▸ Directive
Could you quote every one of the rows below word for word, with nothing changed?

▸ Dataset records
◇ ◇ ◇ ◇ ◇
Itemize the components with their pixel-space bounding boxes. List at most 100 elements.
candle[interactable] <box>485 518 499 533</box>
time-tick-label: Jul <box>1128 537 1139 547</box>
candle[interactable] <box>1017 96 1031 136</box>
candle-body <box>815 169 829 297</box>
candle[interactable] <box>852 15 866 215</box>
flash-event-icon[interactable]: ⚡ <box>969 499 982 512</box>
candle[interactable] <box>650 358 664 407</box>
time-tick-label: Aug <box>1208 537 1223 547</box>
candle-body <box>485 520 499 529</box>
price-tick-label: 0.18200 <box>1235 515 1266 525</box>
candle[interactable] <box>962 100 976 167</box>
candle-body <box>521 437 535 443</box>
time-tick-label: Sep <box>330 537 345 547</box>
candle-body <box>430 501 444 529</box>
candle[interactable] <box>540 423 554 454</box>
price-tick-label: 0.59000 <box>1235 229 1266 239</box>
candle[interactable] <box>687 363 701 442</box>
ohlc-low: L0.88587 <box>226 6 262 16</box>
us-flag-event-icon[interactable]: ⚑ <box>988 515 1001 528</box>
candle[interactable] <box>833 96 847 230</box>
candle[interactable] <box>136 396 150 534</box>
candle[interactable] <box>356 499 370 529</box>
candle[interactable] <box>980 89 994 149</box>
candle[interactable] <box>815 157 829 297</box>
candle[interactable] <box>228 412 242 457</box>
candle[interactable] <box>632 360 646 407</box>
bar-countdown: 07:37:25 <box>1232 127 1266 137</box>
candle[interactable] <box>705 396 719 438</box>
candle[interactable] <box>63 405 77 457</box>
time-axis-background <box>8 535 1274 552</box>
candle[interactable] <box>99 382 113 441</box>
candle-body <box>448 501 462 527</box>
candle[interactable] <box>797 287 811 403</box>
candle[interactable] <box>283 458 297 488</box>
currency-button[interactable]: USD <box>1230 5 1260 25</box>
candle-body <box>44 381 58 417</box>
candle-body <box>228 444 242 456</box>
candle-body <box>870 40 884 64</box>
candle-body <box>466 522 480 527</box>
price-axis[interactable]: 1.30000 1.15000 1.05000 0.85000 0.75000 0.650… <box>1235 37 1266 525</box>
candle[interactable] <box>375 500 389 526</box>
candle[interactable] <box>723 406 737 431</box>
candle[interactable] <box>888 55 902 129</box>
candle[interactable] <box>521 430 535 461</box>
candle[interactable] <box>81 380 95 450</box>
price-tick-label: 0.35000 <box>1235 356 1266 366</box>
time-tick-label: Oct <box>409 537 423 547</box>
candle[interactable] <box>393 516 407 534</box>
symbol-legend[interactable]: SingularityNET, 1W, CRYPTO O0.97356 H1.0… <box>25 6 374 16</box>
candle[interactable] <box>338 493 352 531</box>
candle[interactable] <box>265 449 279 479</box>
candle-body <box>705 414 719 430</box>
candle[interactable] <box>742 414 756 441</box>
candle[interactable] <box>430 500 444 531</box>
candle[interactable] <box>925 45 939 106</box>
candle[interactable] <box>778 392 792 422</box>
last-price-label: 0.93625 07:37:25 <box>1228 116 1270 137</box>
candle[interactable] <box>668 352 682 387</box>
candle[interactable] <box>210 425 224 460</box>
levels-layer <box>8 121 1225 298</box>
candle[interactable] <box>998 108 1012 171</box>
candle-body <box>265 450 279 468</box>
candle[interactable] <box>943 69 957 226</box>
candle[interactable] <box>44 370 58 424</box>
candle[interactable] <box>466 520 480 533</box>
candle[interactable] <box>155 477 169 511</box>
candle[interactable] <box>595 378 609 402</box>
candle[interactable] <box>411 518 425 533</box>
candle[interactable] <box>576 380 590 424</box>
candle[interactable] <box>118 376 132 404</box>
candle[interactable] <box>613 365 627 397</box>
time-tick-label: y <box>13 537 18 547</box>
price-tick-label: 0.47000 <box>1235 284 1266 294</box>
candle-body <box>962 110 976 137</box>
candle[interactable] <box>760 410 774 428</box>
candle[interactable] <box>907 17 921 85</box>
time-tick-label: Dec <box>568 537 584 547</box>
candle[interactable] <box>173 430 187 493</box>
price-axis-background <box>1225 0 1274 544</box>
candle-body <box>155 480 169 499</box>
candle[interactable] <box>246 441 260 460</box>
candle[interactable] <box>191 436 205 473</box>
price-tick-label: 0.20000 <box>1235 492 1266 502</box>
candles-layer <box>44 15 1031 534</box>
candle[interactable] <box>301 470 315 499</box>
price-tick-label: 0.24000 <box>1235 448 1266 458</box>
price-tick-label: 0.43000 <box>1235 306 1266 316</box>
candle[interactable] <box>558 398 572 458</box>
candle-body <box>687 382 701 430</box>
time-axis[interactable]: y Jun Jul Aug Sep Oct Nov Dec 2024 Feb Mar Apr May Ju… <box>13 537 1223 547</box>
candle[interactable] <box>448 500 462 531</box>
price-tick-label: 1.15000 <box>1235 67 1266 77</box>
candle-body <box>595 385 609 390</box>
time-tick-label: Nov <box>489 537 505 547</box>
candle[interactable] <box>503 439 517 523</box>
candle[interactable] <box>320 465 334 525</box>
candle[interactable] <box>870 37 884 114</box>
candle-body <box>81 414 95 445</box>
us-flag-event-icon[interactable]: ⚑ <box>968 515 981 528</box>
◇ ◇ ◇ ◇ ◇
▸ Output of the exercise
Itemize the components with their pixel-space bounding boxes. List at most 100 elements.
candle[interactable] <box>485 518 499 533</box>
time-tick-label: Jul <box>1128 537 1139 547</box>
candle[interactable] <box>1017 96 1031 136</box>
candle-body <box>815 169 829 297</box>
candle[interactable] <box>852 15 866 215</box>
flash-event-icon[interactable]: ⚡ <box>969 499 982 512</box>
candle[interactable] <box>650 358 664 407</box>
time-tick-label: Aug <box>1208 537 1223 547</box>
candle-body <box>485 520 499 529</box>
price-tick-label: 0.18200 <box>1235 515 1266 525</box>
candle[interactable] <box>962 100 976 167</box>
candle-body <box>521 437 535 443</box>
time-tick-label: Sep <box>330 537 345 547</box>
candle-body <box>430 501 444 529</box>
candle[interactable] <box>540 423 554 454</box>
price-tick-label: 0.59000 <box>1235 229 1266 239</box>
candle[interactable] <box>687 363 701 442</box>
ohlc-low: L0.88587 <box>226 6 262 16</box>
us-flag-event-icon[interactable]: ⚑ <box>988 515 1001 528</box>
candle[interactable] <box>833 96 847 230</box>
candle[interactable] <box>136 396 150 534</box>
candle[interactable] <box>356 499 370 529</box>
candle[interactable] <box>980 89 994 149</box>
candle[interactable] <box>815 157 829 297</box>
candle[interactable] <box>228 412 242 457</box>
candle[interactable] <box>632 360 646 407</box>
bar-countdown: 07:37:25 <box>1232 127 1266 137</box>
candle[interactable] <box>705 396 719 438</box>
candle[interactable] <box>63 405 77 457</box>
time-axis-background <box>8 535 1274 552</box>
candle[interactable] <box>99 382 113 441</box>
candle-body <box>448 501 462 527</box>
candle[interactable] <box>797 287 811 403</box>
candle[interactable] <box>283 458 297 488</box>
currency-button[interactable]: USD <box>1230 5 1260 25</box>
candle-body <box>44 381 58 417</box>
candle-body <box>228 444 242 456</box>
candle-body <box>870 40 884 64</box>
candle-body <box>466 522 480 527</box>
price-axis[interactable]: 1.30000 1.15000 1.05000 0.85000 0.75000 0.650… <box>1235 37 1266 525</box>
candle[interactable] <box>375 500 389 526</box>
candle[interactable] <box>723 406 737 431</box>
candle[interactable] <box>888 55 902 129</box>
candle[interactable] <box>521 430 535 461</box>
candle[interactable] <box>81 380 95 450</box>
price-tick-label: 0.35000 <box>1235 356 1266 366</box>
time-tick-label: Oct <box>409 537 423 547</box>
candle[interactable] <box>393 516 407 534</box>
symbol-legend[interactable]: SingularityNET, 1W, CRYPTO O0.97356 H1.0… <box>25 6 374 16</box>
candle[interactable] <box>338 493 352 531</box>
candle[interactable] <box>265 449 279 479</box>
candle-body <box>705 414 719 430</box>
candle[interactable] <box>742 414 756 441</box>
candle[interactable] <box>430 500 444 531</box>
candle[interactable] <box>925 45 939 106</box>
candle[interactable] <box>778 392 792 422</box>
last-price-label: 0.93625 07:37:25 <box>1228 116 1270 137</box>
candle[interactable] <box>668 352 682 387</box>
candle[interactable] <box>210 425 224 460</box>
levels-layer <box>8 121 1225 298</box>
candle[interactable] <box>998 108 1012 171</box>
candle-body <box>265 450 279 468</box>
candle[interactable] <box>943 69 957 226</box>
candle[interactable] <box>44 370 58 424</box>
candle[interactable] <box>466 520 480 533</box>
candle[interactable] <box>155 477 169 511</box>
candle[interactable] <box>595 378 609 402</box>
candle[interactable] <box>411 518 425 533</box>
candle[interactable] <box>576 380 590 424</box>
candle[interactable] <box>118 376 132 404</box>
candle[interactable] <box>613 365 627 397</box>
time-tick-label: y <box>13 537 18 547</box>
price-tick-label: 0.47000 <box>1235 284 1266 294</box>
candle-body <box>962 110 976 137</box>
candle[interactable] <box>760 410 774 428</box>
candle[interactable] <box>907 17 921 85</box>
time-tick-label: Dec <box>568 537 584 547</box>
candle[interactable] <box>173 430 187 493</box>
price-axis-background <box>1225 0 1274 544</box>
candle-body <box>155 480 169 499</box>
candle[interactable] <box>246 441 260 460</box>
candle[interactable] <box>191 436 205 473</box>
price-tick-label: 0.20000 <box>1235 492 1266 502</box>
candles-layer <box>44 15 1031 534</box>
candle[interactable] <box>301 470 315 499</box>
price-tick-label: 0.24000 <box>1235 448 1266 458</box>
price-tick-label: 0.43000 <box>1235 306 1266 316</box>
candle[interactable] <box>558 398 572 458</box>
candle-body <box>687 382 701 430</box>
time-axis[interactable]: y Jun Jul Aug Sep Oct Nov Dec 2024 Feb Mar Apr May Ju… <box>13 537 1223 547</box>
candle[interactable] <box>448 500 462 531</box>
price-tick-label: 1.15000 <box>1235 67 1266 77</box>
candle-body <box>595 385 609 390</box>
time-tick-label: Nov <box>489 537 505 547</box>
candle[interactable] <box>503 439 517 523</box>
candle[interactable] <box>320 465 334 525</box>
candle[interactable] <box>870 37 884 114</box>
candle-body <box>81 414 95 445</box>
us-flag-event-icon[interactable]: ⚑ <box>968 515 981 528</box>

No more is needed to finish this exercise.